> The request
Find the lines holding the word "label" and collect them.

> Provided material
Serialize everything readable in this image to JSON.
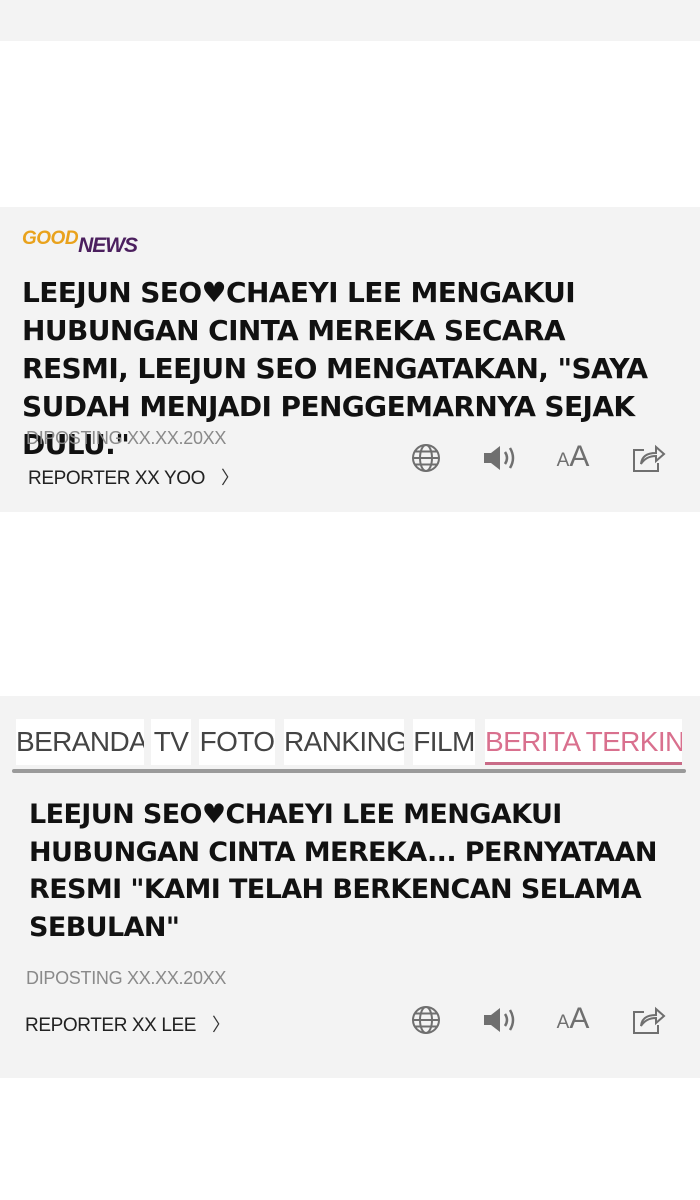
{
  "articles": [
    {
      "logo": {
        "good": "GOOD",
        "news": "NEWS"
      },
      "headline": "LEEJUN SEO♥CHAEYI LEE MENGAKUI HUBUNGAN CINTA MEREKA SECARA RESMI, LEEJUN SEO MENGATAKAN, \"SAYA SUDAH MENJADI PENGGEMARNYA SEJAK DULU.\"",
      "posted": "DIPOSTING XX.XX.20XX",
      "reporter": "REPORTER XX YOO",
      "reporter_chevron": "〉",
      "font_small": "A",
      "font_big": "A"
    },
    {
      "headline": "LEEJUN SEO♥CHAEYI LEE MENGAKUI HUBUNGAN CINTA MEREKA... PERNYATAAN RESMI \"KAMI TELAH BERKENCAN SELAMA SEBULAN\"",
      "posted": "DIPOSTING XX.XX.20XX",
      "reporter": "REPORTER XX LEE",
      "reporter_chevron": "〉",
      "font_small": "A",
      "font_big": "A"
    }
  ],
  "nav": {
    "tabs": [
      {
        "label": "BERANDA"
      },
      {
        "label": "TV"
      },
      {
        "label": "FOTO"
      },
      {
        "label": "RANKING"
      },
      {
        "label": "FILM"
      },
      {
        "label": "BERITA TERKINI"
      }
    ],
    "active_index": 5
  },
  "toolbar_icons": [
    "globe-icon",
    "speaker-icon",
    "font-size-icon",
    "share-icon"
  ],
  "colors": {
    "panel_bg": "#f3f3f3",
    "active_tab": "#d9708e",
    "logo_good": "#e9a21c",
    "logo_news": "#4b1f5e",
    "icon_gray": "#6f6f6f"
  }
}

> Solution to this exercise
        "label": "BERANDA"
        "label": "TV"
        "label": "FOTO"
        "label": "RANKING"
        "label": "FILM"
        "label": "BERITA TERKINI"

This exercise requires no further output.